_Material for the task_.
+++++
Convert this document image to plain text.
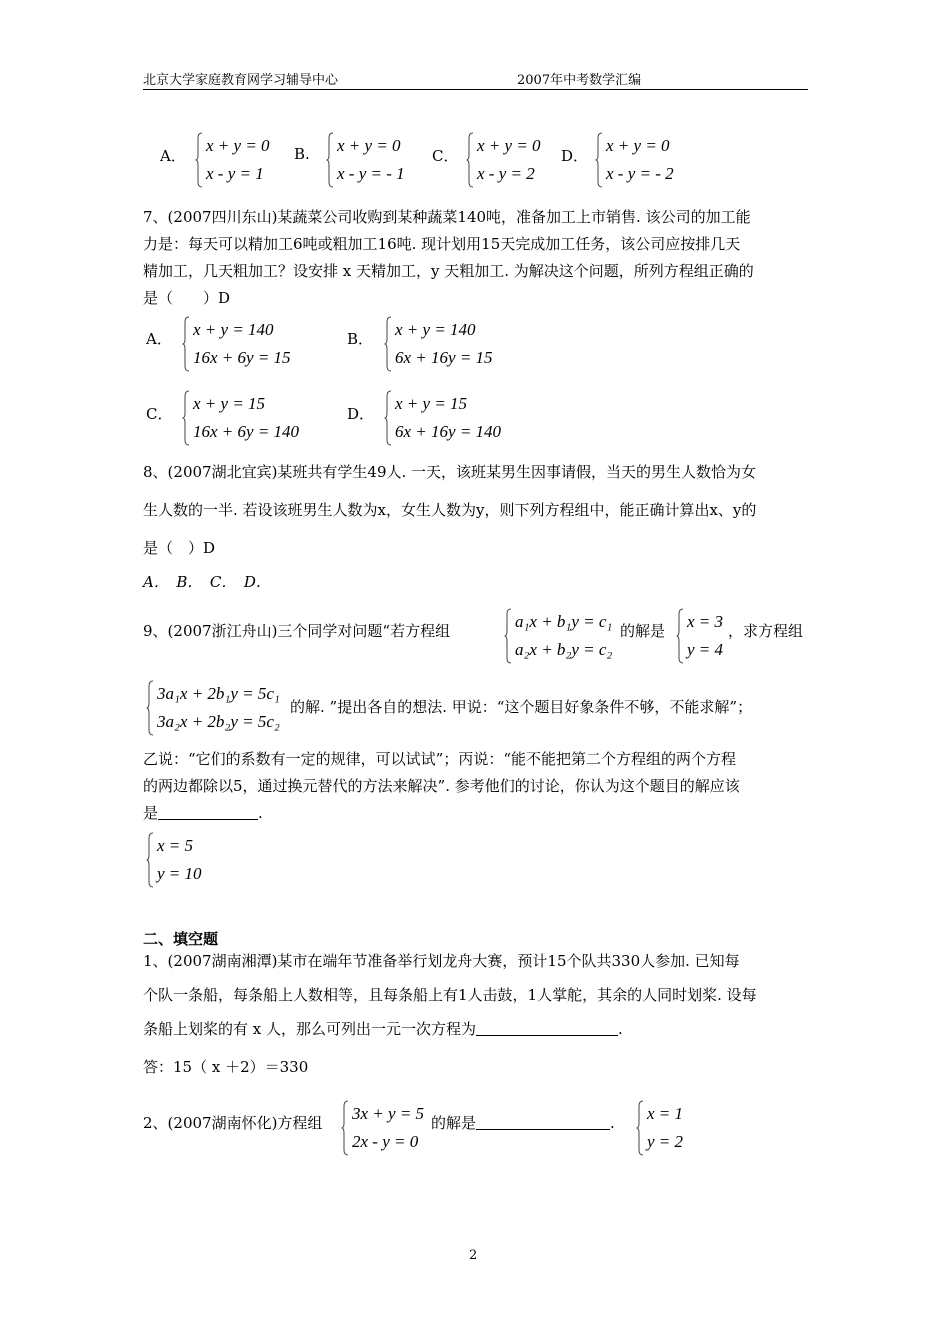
北京大学家庭教育网学习辅导中心	2007年中考数学汇编
A．
x + y = 0
x - y = 1
B. x + y = 0
x - y = - 1
C．
x + y = 0
x - y = 2
D．
x + y = 0
x - y = - 2
7、(2007四川东山)某蔬菜公司收购到某种蔬菜140吨，准备加工上市销售. 该公司的加工能
力是：每天可以精加工6吨或粗加工16吨. 现计划用15天完成加工任务，该公司应按排几天
精加工，几天粗加工？设安排 x 天精加工，y 天粗加工. 为解决这个问题，所列方程组正确的
是（　　）D
A． x + y = 140
16x + 6y = 15
B． x + y = 140
6x + 16y = 15
C．
x + y = 15
16x + 6y = 140
D．
x + y = 15
6x + 16y = 140
8、(2007湖北宜宾)某班共有学生49人. 一天，该班某男生因事请假，当天的男生人数恰为女
生人数的一半. 若设该班男生人数为x，女生人数为y，则下列方程组中，能正确计算出x、y的
是（　）D
A．　B．　C．　D．
9、(2007浙江舟山)三个同学对问题“若方程组	a₁x + b₁y = c₁
a₂x + b₂y = c₂
的解是 x = 3
y = 4
，求方程组
3a₁x + 2b₁y = 5c₁
3a₂x + 2b₂y = 5c₂
的解. ”提出各自的想法. 甲说：“这个题目好象条件不够，不能求解”；
乙说：“它们的系数有一定的规律，可以试试”；丙说：“能不能把第二个方程组的两个方程
的两边都除以5，通过换元替代的方法来解决”. 参考他们的讨论，你认为这个题目的解应该
是	.
x = 5
y = 10
二、填空题
1、(2007湖南湘潭)某市在端年节准备举行划龙舟大赛，预计15个队共330人参加. 已知每
个队一条船，每条船上人数相等，且每条船上有1人击鼓，1人掌舵，其余的人同时划桨. 设每
条船上划桨的有 x 人，那么可列出一元一次方程为	.
答：15（ x ＋2）＝330
2、(2007湖南怀化)方程组 3x + y = 5
2x - y = 0
的解是	. x = 1
y = 2
2
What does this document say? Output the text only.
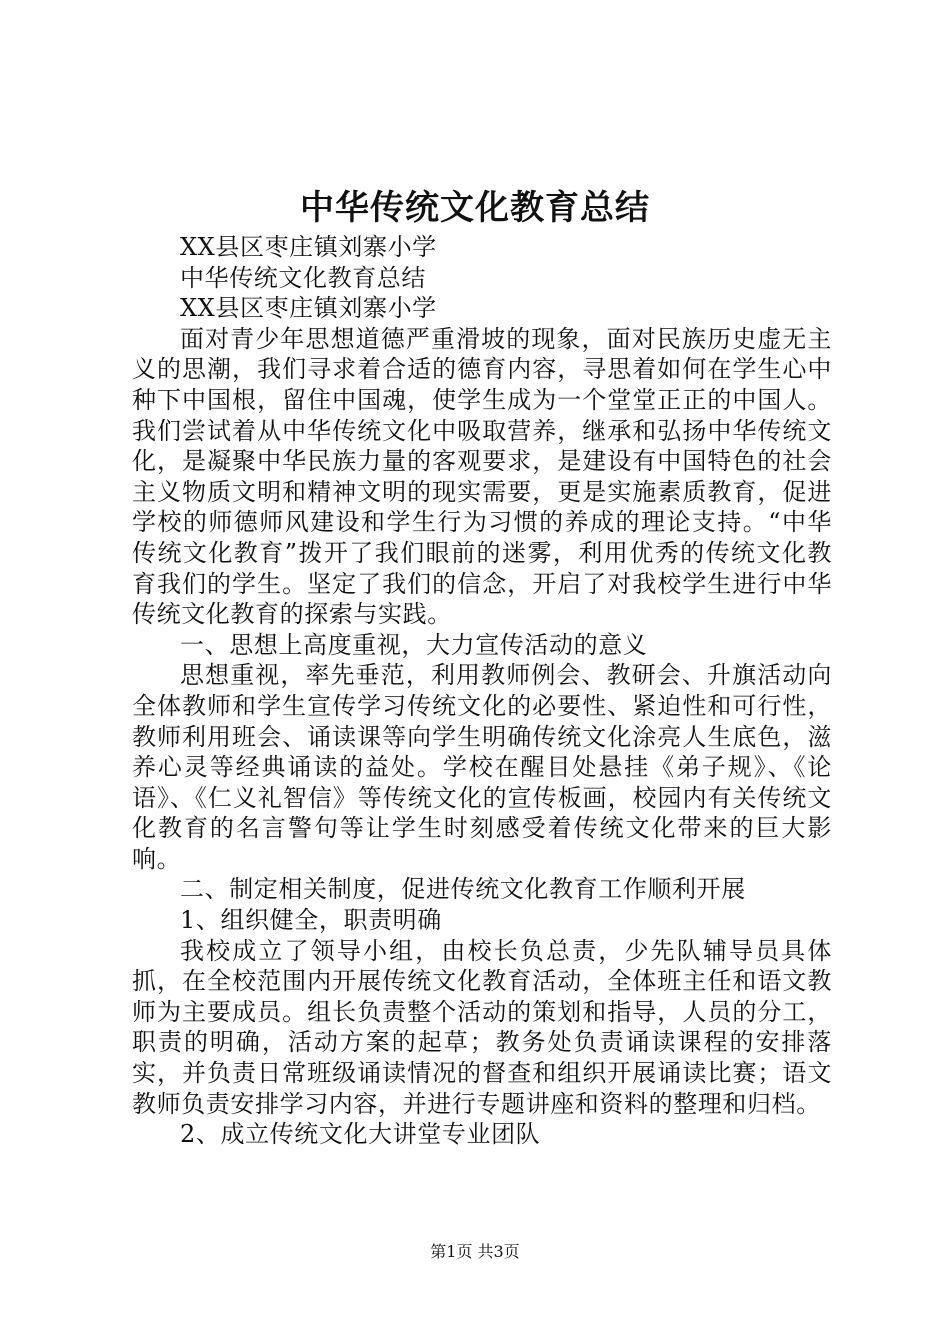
中华传统文化教育总结

XX县区枣庄镇刘寨小学

中华传统文化教育总结

XX县区枣庄镇刘寨小学

面对青少年思想道德严重滑坡的现象，面对民族历史虚无主义的思潮，我们寻求着合适的德育内容，寻思着如何在学生心中种下中国根，留住中国魂，使学生成为一个堂堂正正的中国人。我们尝试着从中华传统文化中吸取营养，继承和弘扬中华传统文化，是凝聚中华民族力量的客观要求，是建设有中国特色的社会主义物质文明和精神文明的现实需要，更是实施素质教育，促进学校的师德师风建设和学生行为习惯的养成的理论支持。“中华传统文化教育”拨开了我们眼前的迷雾，利用优秀的传统文化教育我们的学生。坚定了我们的信念，开启了对我校学生进行中华传统文化教育的探索与实践。

一、思想上高度重视，大力宣传活动的意义

思想重视，率先垂范，利用教师例会、教研会、升旗活动向全体教师和学生宣传学习传统文化的必要性、紧迫性和可行性，教师利用班会、诵读课等向学生明确传统文化涂亮人生底色，滋养心灵等经典诵读的益处。学校在醒目处悬挂《弟子规》、《论语》、《仁义礼智信》等传统文化的宣传板画，校园内有关传统文化教育的名言警句等让学生时刻感受着传统文化带来的巨大影响。

二、制定相关制度，促进传统文化教育工作顺利开展

1、组织健全，职责明确

我校成立了领导小组，由校长负总责，少先队辅导员具体抓，在全校范围内开展传统文化教育活动，全体班主任和语文教师为主要成员。组长负责整个活动的策划和指导，人员的分工，职责的明确，活动方案的起草；教务处负责诵读课程的安排落实，并负责日常班级诵读情况的督查和组织开展诵读比赛；语文教师负责安排学习内容，并进行专题讲座和资料的整理和归档。

2、成立传统文化大讲堂专业团队

第1页 共3页
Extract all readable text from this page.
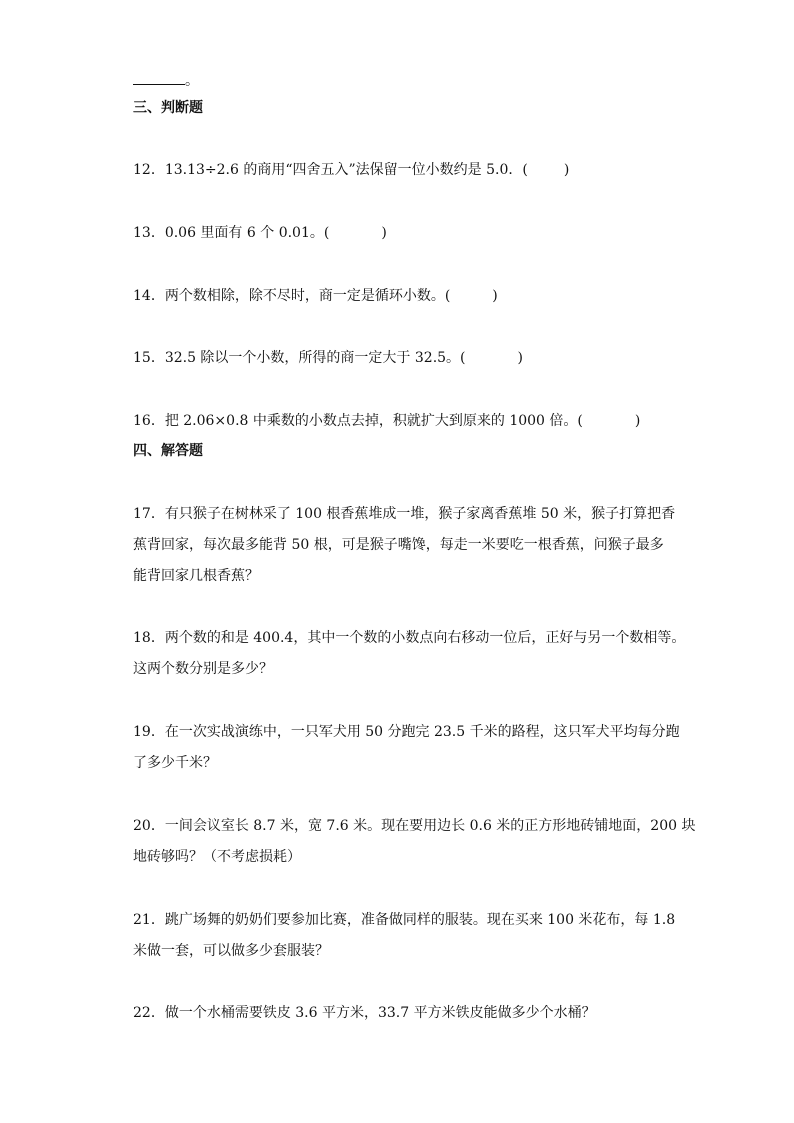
。
三、判断题
12．13.13÷2.6 的商用“四舍五入”法保留一位小数约是 5.0．(	)
13．0.06 里面有 6 个 0.01。(	)
14．两个数相除，除不尽时，商一定是循环小数。(	)
15．32.5 除以一个小数，所得的商一定大于 32.5。(	)
16．把 2.06×0.8 中乘数的小数点去掉，积就扩大到原来的 1000 倍。(	)
四、解答题
17．有只猴子在树林采了 100 根香蕉堆成一堆，猴子家离香蕉堆 50 米，猴子打算把香
蕉背回家，每次最多能背 50 根，可是猴子嘴馋，每走一米要吃一根香蕉，问猴子最多
能背回家几根香蕉？
18．两个数的和是 400.4，其中一个数的小数点向右移动一位后，正好与另一个数相等。
这两个数分别是多少？
19．在一次实战演练中，一只军犬用 50 分跑完 23.5 千米的路程，这只军犬平均每分跑
了多少千米？
20．一间会议室长 8.7 米，宽 7.6 米。现在要用边长 0.6 米的正方形地砖铺地面，200 块
地砖够吗？（不考虑损耗）
21．跳广场舞的奶奶们要参加比赛，准备做同样的服装。现在买来 100 米花布，每 1.8
米做一套，可以做多少套服装？
22．做一个水桶需要铁皮 3.6 平方米，33.7 平方米铁皮能做多少个水桶？
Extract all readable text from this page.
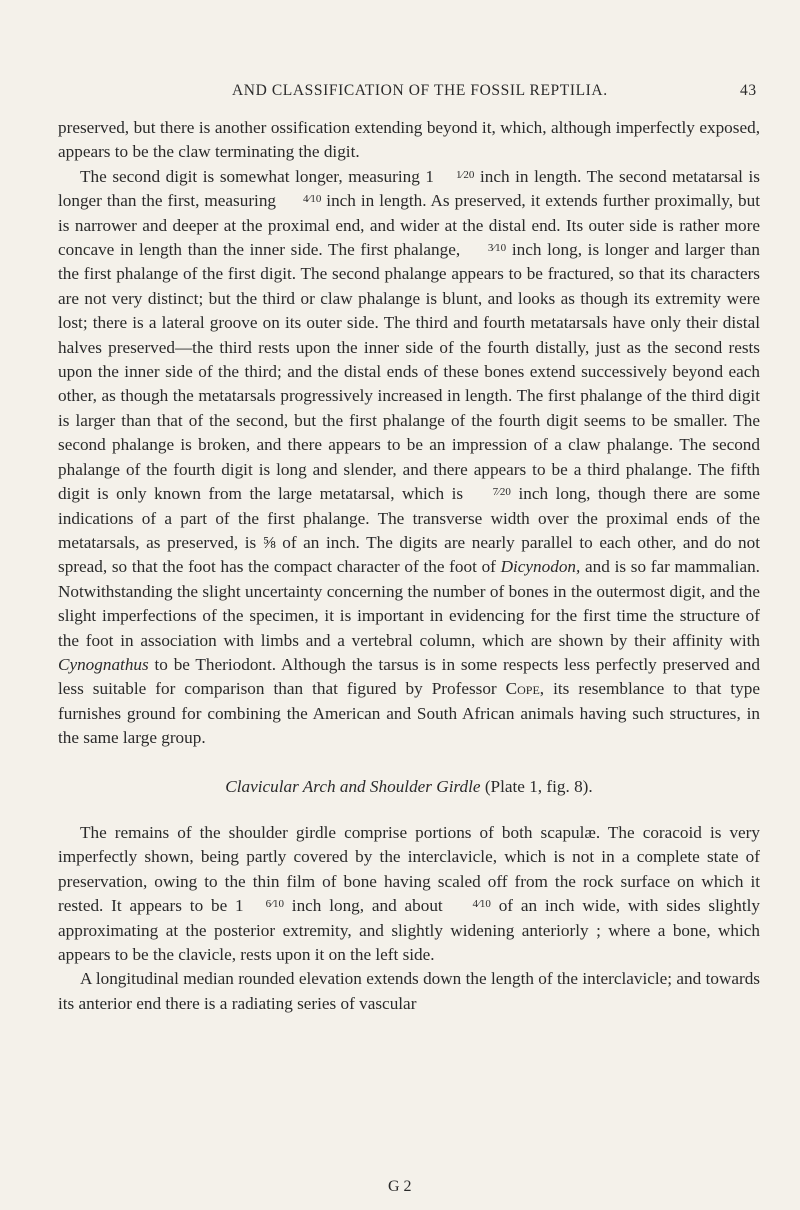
AND CLASSIFICATION OF THE FOSSIL REPTILIA.	43

preserved, but there is another ossification extending beyond it, which, although imperfectly exposed, appears to be the claw terminating the digit.

The second digit is somewhat longer, measuring 1 1⁄20 inch in length. The second metatarsal is longer than the first, measuring 4⁄10 inch in length. As preserved, it extends further proximally, but is narrower and deeper at the proximal end, and wider at the distal end. Its outer side is rather more concave in length than the inner side. The first phalange, 3⁄10 inch long, is longer and larger than the first phalange of the first digit. The second phalange appears to be fractured, so that its characters are not very distinct; but the third or claw phalange is blunt, and looks as though its extremity were lost; there is a lateral groove on its outer side. The third and fourth metatarsals have only their distal halves preserved—the third rests upon the inner side of the fourth distally, just as the second rests upon the inner side of the third; and the distal ends of these bones extend successively beyond each other, as though the metatarsals progressively increased in length. The first phalange of the third digit is larger than that of the second, but the first phalange of the fourth digit seems to be smaller. The second phalange is broken, and there appears to be an impression of a claw phalange. The second phalange of the fourth digit is long and slender, and there appears to be a third phalange. The fifth digit is only known from the large metatarsal, which is 7⁄20 inch long, though there are some indications of a part of the first phalange. The transverse width over the proximal ends of the metatarsals, as preserved, is ⅝ of an inch. The digits are nearly parallel to each other, and do not spread, so that the foot has the compact character of the foot of Dicynodon, and is so far mammalian. Notwithstanding the slight uncertainty concerning the number of bones in the outermost digit, and the slight imperfections of the specimen, it is important in evidencing for the first time the structure of the foot in association with limbs and a vertebral column, which are shown by their affinity with Cynognathus to be Theriodont. Although the tarsus is in some respects less perfectly preserved and less suitable for comparison than that figured by Professor Cope, its resemblance to that type furnishes ground for combining the American and South African animals having such structures, in the same large group.

Clavicular Arch and Shoulder Girdle (Plate 1, fig. 8).

The remains of the shoulder girdle comprise portions of both scapulæ. The coracoid is very imperfectly shown, being partly covered by the interclavicle, which is not in a complete state of preservation, owing to the thin film of bone having scaled off from the rock surface on which it rested. It appears to be 1 6⁄10 inch long, and about 4⁄10 of an inch wide, with sides slightly approximating at the posterior extremity, and slightly widening anteriorly ; where a bone, which appears to be the clavicle, rests upon it on the left side.

A longitudinal median rounded elevation extends down the length of the interclavicle; and towards its anterior end there is a radiating series of vascular

G 2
+++++
Scan the material above. Copy each line that holds the word "this".

_Response to the task_.
Convert this document image to plain text.
What does this document say? Output the text only.
Extract all readable text from this page.
Extract all readable text from this page.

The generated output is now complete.